↓↓↓
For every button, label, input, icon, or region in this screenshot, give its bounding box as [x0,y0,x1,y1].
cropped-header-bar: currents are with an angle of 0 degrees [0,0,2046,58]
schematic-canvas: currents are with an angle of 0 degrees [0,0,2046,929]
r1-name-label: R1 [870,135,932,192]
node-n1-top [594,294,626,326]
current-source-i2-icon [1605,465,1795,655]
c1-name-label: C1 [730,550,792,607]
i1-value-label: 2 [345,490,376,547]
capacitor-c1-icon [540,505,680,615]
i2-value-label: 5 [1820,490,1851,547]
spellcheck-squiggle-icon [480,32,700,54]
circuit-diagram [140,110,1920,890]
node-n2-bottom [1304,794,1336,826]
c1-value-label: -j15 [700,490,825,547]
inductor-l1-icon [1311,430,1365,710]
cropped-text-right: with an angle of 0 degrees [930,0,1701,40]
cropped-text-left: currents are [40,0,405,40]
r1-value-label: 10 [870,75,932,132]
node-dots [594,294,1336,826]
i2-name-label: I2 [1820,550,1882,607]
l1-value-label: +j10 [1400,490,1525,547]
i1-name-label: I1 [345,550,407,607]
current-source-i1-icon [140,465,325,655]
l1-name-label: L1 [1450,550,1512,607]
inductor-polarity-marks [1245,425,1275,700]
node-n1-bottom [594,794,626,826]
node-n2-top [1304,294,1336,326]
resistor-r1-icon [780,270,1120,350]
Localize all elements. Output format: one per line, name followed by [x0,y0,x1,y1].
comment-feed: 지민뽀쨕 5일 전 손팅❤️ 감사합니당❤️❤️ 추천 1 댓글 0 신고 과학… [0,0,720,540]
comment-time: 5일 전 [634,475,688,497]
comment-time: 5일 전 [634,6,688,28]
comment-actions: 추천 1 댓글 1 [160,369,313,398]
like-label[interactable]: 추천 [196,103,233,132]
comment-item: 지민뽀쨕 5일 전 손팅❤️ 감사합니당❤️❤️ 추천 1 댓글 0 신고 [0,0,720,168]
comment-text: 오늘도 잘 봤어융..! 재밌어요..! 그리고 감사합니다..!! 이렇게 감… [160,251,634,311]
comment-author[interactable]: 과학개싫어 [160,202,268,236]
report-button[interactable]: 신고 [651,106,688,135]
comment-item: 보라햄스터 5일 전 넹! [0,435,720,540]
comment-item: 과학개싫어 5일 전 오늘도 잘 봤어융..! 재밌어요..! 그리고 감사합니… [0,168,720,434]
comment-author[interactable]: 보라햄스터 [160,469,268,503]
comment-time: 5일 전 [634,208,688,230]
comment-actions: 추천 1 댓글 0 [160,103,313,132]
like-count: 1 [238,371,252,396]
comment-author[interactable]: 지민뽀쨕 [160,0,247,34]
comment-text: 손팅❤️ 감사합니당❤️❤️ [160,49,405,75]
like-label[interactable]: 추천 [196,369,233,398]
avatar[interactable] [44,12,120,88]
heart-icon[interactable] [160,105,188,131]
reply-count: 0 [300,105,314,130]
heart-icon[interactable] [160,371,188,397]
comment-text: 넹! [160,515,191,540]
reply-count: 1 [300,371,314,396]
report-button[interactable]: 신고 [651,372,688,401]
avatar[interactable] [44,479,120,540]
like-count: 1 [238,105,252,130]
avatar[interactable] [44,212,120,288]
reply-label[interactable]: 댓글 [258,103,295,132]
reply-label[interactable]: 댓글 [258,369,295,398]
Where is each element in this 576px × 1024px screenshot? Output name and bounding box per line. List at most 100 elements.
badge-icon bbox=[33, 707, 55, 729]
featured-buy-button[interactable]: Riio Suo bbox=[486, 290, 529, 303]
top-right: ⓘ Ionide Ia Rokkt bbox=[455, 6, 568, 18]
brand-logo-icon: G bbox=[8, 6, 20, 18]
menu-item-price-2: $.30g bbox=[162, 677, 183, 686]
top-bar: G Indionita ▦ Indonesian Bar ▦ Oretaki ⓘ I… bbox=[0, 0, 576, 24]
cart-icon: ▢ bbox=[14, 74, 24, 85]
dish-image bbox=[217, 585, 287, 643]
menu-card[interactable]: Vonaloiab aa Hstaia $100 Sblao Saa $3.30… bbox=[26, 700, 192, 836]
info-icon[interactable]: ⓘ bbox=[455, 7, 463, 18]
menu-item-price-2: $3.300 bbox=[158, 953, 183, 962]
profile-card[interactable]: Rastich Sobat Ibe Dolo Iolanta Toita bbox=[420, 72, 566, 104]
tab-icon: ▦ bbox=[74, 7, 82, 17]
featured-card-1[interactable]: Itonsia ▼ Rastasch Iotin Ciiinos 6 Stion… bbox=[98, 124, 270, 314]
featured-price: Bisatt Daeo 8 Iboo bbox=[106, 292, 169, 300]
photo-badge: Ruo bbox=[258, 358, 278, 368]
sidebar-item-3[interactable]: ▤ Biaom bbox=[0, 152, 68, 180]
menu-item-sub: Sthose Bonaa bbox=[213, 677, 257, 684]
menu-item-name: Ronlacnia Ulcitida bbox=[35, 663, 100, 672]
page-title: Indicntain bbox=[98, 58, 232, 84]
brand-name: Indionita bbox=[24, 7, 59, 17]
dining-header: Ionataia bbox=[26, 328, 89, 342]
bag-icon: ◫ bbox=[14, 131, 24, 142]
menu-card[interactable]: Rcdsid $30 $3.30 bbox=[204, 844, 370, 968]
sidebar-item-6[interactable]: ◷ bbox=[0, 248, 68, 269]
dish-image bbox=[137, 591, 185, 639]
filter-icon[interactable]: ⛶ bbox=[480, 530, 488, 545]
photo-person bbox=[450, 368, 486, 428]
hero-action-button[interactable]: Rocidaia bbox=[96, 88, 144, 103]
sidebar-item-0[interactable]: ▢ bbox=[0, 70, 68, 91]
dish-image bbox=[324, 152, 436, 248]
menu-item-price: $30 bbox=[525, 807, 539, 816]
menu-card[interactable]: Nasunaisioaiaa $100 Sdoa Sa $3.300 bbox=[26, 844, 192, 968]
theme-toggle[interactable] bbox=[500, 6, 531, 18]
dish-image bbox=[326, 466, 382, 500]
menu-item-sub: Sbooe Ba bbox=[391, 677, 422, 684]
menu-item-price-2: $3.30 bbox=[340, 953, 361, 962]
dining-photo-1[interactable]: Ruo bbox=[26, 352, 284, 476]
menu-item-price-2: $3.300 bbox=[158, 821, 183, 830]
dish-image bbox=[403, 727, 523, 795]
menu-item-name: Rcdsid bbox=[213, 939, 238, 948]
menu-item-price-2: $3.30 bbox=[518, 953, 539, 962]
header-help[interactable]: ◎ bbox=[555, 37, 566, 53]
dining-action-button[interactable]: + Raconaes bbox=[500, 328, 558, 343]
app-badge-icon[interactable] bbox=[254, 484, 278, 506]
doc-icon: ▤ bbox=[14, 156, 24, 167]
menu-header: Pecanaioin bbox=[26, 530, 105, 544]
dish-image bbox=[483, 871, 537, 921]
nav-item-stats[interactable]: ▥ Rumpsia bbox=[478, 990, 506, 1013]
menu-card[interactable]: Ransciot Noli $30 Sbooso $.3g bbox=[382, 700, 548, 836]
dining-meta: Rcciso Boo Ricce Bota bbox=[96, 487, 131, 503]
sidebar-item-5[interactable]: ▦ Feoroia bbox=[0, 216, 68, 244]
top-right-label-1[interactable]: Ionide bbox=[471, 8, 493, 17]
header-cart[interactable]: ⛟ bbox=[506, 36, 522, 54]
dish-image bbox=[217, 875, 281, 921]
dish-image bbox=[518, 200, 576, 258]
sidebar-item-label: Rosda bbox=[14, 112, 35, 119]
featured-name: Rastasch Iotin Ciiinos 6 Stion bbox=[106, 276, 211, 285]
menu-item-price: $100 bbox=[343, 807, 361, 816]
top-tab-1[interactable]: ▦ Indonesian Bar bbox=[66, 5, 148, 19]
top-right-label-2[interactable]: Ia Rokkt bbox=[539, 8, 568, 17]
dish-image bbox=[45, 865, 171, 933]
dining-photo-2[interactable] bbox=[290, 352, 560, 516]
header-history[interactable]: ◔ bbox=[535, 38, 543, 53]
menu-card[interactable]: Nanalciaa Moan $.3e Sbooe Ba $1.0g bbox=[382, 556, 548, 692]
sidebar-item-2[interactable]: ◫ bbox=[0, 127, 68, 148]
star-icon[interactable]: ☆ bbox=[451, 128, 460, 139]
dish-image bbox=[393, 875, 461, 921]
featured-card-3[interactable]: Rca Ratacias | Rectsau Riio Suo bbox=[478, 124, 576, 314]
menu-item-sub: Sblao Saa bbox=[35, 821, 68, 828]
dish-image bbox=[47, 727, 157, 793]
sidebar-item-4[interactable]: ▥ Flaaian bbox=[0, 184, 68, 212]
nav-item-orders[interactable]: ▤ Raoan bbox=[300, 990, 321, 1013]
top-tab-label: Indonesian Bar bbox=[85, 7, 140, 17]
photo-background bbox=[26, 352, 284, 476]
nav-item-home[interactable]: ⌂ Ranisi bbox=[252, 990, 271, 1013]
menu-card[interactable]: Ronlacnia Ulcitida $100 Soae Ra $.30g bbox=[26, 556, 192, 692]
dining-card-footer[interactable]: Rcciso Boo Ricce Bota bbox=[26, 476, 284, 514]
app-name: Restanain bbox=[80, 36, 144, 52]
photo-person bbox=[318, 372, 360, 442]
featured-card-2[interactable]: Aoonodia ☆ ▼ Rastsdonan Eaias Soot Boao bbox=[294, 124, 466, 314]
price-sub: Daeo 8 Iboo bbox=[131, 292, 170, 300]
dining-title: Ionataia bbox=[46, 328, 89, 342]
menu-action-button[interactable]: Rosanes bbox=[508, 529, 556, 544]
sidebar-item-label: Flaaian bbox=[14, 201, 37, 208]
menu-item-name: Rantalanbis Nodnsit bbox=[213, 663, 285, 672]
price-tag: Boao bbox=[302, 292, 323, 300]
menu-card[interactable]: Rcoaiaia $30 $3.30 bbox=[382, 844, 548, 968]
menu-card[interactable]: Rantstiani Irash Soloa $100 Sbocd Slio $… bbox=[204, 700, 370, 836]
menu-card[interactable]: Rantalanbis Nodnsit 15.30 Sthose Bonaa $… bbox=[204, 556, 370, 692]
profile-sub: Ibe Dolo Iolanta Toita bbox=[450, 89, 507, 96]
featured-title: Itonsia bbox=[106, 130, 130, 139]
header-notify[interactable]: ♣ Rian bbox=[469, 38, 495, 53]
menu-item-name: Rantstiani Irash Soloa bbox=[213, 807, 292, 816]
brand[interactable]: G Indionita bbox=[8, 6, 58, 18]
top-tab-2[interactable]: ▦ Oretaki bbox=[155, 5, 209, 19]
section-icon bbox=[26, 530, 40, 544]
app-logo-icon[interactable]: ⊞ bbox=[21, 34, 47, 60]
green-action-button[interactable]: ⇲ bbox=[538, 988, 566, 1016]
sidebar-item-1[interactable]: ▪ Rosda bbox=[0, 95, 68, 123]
↑↑↑
### Request
Copy out the entries above without any change, beginning with the first line and ending after the line that contains "current-source-i2-icon [1605,465,1795,655]".

### Answer for this exercise
For every button, label, input, icon, or region in this screenshot, give its bounding box as [x0,y0,x1,y1].
cropped-header-bar: currents are with an angle of 0 degrees [0,0,2046,58]
schematic-canvas: currents are with an angle of 0 degrees [0,0,2046,929]
r1-name-label: R1 [870,135,932,192]
node-n1-top [594,294,626,326]
current-source-i2-icon [1605,465,1795,655]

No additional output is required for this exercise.